◆ Task to complete ◆
Search the entries below. Return every line that has "annotation" in it.

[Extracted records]
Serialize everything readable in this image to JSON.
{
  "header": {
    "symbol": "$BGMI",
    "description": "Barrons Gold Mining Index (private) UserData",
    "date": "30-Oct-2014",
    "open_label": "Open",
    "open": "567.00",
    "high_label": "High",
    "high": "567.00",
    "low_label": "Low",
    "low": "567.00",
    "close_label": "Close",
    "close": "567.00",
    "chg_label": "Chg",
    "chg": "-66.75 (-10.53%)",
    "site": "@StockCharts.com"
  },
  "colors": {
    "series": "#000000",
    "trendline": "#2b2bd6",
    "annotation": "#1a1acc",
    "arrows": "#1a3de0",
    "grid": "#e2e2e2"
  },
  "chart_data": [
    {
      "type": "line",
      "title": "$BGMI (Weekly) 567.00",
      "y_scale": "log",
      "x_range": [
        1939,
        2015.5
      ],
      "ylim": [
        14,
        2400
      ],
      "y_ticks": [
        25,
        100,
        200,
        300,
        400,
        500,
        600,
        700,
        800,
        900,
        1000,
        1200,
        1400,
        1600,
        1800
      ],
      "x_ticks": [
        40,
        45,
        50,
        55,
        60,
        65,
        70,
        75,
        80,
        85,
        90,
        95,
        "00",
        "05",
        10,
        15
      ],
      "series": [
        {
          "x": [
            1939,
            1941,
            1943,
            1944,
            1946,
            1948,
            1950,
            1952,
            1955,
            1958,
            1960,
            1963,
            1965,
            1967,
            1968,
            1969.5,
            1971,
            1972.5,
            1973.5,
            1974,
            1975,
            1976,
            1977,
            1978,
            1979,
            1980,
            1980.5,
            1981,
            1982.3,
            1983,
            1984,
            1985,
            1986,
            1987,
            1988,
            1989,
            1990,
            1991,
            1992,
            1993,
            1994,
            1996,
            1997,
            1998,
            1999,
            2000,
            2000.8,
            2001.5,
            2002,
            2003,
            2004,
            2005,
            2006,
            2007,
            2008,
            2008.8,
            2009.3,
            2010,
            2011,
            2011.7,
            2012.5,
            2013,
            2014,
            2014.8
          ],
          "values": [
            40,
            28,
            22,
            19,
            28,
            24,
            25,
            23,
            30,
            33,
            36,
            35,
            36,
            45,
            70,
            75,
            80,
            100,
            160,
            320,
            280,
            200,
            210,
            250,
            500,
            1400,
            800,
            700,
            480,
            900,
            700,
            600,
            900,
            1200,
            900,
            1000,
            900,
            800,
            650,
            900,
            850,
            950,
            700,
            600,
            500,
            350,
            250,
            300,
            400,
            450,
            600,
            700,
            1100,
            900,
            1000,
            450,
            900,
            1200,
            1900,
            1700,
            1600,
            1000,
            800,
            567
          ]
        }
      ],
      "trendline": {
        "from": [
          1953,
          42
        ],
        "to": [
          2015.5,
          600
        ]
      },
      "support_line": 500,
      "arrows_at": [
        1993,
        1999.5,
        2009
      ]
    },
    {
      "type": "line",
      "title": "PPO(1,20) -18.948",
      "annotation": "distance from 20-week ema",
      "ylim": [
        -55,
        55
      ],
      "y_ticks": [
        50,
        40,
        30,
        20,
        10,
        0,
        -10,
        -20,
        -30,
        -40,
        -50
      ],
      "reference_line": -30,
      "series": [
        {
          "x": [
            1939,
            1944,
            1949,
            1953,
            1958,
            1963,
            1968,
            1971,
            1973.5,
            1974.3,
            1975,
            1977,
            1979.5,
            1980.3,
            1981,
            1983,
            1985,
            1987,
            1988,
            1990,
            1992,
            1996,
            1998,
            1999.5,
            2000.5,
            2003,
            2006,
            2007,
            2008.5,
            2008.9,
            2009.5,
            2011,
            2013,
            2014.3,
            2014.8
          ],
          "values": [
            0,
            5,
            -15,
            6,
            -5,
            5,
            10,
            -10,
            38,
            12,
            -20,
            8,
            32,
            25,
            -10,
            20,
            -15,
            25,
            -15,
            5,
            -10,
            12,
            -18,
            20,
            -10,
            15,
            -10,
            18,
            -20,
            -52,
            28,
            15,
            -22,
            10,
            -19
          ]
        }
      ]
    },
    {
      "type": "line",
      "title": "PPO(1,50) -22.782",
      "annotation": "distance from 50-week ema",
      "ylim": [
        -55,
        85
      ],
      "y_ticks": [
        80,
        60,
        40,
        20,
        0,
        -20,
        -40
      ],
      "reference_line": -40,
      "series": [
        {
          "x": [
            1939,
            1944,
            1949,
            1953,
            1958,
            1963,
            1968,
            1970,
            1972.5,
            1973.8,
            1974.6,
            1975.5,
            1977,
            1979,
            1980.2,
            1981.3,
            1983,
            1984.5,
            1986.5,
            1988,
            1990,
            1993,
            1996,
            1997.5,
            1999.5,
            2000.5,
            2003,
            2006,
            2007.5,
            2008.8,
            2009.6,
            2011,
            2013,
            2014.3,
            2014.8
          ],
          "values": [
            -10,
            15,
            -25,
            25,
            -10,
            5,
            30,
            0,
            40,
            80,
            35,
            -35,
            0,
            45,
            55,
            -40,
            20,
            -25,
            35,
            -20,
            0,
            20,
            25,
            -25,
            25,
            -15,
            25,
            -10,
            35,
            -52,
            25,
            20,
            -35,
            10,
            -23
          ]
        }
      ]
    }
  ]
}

◆ Task answer ◆
    "annotation": "#1a1acc",
      "annotation": "distance from 20-week ema",
      "annotation": "distance from 50-week ema",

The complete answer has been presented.